= WHAT IS NEEDED =
Where a line contains the string "takes", copy that line.
◇ ◇ ◇ ◇
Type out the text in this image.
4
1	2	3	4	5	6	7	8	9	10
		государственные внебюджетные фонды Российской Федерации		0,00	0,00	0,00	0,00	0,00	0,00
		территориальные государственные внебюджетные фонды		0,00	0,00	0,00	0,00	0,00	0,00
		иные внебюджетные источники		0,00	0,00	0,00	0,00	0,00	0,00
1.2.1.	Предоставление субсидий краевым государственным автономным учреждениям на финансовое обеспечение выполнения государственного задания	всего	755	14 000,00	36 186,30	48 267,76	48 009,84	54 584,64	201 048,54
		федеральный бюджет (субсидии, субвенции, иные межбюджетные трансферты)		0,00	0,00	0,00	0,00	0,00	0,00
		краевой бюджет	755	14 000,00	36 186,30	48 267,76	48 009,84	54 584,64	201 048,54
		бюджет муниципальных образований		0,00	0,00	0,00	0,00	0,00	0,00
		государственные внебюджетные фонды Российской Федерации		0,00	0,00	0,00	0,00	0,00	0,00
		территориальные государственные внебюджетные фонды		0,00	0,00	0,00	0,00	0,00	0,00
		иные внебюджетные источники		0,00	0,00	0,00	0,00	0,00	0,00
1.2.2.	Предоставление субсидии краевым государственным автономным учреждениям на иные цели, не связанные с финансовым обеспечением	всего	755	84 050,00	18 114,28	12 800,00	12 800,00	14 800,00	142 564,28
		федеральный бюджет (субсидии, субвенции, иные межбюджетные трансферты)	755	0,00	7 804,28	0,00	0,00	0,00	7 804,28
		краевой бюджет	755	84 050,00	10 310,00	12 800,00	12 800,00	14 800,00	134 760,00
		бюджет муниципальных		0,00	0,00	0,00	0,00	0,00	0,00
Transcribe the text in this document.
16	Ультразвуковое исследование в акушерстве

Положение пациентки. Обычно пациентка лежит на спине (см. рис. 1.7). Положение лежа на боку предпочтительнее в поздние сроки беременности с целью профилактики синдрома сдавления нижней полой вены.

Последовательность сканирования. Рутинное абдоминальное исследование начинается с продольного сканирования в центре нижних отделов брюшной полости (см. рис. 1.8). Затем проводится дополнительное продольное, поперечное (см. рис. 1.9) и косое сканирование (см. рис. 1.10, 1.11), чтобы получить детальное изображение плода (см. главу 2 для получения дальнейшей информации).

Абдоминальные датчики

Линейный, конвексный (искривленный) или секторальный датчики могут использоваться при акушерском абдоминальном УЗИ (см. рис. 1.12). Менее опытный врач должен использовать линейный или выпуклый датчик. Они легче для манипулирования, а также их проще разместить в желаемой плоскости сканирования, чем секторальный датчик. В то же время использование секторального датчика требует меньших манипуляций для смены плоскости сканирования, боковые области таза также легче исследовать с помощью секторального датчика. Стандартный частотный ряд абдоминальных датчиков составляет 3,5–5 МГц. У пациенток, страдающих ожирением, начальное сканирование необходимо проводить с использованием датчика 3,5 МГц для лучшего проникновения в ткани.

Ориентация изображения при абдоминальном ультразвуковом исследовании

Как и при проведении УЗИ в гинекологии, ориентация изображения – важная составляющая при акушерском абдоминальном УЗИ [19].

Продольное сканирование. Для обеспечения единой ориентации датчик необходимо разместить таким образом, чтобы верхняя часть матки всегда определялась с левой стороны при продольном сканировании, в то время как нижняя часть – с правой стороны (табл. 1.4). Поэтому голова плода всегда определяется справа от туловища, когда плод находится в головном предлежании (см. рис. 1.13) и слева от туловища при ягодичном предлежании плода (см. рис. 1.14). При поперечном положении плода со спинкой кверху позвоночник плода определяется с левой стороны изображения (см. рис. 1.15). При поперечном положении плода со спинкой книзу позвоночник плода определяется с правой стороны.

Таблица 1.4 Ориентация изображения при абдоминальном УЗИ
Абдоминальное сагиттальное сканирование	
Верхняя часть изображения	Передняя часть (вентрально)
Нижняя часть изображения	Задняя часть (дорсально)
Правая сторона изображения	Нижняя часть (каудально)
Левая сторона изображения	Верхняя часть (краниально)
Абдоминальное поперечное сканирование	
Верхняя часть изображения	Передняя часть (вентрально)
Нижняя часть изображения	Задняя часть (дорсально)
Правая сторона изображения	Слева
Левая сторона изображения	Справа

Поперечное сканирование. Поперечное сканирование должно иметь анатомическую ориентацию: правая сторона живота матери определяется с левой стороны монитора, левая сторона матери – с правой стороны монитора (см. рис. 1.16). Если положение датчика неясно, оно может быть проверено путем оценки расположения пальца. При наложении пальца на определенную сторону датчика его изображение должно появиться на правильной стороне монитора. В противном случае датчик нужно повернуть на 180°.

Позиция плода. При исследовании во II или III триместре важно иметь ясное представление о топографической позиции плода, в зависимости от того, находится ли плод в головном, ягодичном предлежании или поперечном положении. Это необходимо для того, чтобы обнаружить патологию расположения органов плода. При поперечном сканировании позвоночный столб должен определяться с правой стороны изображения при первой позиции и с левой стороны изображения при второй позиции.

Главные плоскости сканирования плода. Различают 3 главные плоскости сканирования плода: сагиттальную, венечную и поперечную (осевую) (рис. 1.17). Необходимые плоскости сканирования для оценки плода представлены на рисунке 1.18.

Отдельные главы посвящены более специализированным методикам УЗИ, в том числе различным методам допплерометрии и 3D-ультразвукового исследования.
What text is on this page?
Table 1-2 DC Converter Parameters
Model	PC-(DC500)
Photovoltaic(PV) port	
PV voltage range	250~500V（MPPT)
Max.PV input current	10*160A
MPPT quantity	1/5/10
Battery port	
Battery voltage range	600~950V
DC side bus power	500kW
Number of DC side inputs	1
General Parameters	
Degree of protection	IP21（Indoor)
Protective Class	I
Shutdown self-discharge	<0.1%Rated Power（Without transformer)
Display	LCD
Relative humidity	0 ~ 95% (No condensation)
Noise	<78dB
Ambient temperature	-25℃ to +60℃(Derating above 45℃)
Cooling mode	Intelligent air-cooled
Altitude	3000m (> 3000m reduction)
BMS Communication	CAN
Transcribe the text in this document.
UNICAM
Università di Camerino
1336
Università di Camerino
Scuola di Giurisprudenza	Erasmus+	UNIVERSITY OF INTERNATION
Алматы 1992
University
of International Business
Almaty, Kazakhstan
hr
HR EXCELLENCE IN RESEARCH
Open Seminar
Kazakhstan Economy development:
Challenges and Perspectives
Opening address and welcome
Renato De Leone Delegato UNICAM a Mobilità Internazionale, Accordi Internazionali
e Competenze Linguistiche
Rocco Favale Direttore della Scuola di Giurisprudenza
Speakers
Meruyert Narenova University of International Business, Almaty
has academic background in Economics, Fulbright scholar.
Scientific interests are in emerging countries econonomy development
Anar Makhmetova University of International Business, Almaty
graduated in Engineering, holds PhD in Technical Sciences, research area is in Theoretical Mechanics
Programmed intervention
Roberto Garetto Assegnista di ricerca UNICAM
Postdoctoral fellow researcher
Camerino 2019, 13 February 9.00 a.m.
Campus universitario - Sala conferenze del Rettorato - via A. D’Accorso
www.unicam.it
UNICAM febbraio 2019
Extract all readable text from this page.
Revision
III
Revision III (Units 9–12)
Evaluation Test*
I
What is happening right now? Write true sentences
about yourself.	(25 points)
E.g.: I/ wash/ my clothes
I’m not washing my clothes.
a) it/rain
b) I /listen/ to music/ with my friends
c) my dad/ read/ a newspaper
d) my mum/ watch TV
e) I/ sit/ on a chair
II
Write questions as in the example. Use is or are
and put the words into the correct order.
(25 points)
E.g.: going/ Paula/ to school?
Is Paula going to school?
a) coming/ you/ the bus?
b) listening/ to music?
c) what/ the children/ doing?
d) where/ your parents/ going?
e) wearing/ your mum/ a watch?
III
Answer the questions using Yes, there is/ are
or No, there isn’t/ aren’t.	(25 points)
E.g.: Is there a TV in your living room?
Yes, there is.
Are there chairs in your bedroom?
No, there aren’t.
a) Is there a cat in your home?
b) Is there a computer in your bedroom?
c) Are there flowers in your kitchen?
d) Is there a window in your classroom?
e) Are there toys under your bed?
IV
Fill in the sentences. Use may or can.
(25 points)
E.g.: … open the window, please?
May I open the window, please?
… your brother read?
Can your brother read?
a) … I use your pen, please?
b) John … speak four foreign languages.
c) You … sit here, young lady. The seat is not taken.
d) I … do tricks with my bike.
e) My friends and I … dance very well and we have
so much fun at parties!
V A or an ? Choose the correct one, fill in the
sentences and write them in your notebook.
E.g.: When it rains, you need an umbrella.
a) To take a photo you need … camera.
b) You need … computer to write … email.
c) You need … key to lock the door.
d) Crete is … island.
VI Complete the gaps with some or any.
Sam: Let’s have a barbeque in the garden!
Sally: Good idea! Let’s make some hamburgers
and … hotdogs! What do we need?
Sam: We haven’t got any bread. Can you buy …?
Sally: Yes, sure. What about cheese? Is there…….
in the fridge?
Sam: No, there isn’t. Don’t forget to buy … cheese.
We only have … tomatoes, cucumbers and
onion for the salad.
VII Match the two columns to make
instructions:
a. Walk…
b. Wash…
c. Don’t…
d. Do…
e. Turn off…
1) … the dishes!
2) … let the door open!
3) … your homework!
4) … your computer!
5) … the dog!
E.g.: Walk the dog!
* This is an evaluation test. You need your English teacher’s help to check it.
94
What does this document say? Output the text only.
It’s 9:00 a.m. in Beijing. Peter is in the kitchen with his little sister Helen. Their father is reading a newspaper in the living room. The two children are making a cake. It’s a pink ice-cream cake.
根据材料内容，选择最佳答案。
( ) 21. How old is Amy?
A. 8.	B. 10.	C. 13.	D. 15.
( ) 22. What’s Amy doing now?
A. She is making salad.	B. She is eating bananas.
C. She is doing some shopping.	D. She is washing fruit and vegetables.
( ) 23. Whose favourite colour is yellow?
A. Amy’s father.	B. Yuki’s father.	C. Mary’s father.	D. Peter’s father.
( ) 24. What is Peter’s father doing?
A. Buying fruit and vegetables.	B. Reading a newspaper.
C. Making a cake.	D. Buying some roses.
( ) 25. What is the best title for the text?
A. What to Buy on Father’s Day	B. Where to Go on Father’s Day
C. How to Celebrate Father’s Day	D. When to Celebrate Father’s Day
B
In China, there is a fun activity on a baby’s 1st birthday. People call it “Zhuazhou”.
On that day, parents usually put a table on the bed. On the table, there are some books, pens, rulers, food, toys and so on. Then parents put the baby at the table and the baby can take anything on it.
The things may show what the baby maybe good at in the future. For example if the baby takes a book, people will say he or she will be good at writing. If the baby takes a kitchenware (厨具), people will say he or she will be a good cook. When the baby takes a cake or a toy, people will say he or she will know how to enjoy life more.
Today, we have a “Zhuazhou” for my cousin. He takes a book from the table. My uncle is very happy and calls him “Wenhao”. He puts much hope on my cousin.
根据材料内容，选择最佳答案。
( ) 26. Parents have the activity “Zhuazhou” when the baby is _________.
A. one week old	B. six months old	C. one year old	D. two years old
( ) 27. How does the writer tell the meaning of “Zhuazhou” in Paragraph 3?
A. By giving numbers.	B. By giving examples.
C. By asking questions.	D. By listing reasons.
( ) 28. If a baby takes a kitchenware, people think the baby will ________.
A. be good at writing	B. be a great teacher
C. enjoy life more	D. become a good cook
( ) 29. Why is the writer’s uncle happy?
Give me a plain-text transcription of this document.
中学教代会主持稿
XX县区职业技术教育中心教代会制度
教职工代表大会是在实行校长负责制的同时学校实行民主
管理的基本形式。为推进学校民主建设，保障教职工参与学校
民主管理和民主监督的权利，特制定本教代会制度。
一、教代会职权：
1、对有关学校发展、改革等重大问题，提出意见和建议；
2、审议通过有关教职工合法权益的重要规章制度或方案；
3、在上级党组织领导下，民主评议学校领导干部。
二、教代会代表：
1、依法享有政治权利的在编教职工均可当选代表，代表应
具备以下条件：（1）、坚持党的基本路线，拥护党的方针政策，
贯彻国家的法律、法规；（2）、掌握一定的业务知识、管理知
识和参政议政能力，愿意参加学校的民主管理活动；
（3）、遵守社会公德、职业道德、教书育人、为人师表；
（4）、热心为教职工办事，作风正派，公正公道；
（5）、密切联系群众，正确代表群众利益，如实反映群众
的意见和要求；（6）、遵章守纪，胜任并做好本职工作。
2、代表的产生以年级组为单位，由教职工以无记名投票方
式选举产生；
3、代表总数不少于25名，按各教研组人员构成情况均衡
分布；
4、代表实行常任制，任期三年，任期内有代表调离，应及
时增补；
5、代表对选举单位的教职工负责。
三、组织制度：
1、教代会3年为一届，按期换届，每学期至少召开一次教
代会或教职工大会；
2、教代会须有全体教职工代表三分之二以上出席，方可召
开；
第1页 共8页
◇ ◇ ◇ ◇
= SOLUTION =
The things may show what the baby maybe good at in the future. For example if the baby takes a book, people will say he or she will be good at writing. If the baby takes a kitchenware (厨具), people will say he or she will be a good cook. When the baby takes a cake or a toy, people will say he or she will know how to enjoy life more.
Today, we have a “Zhuazhou” for my cousin. He takes a book from the table. My uncle is very happy and calls him “Wenhao”. He puts much hope on my cousin.
( ) 28. If a baby takes a kitchenware, people think the baby will ________.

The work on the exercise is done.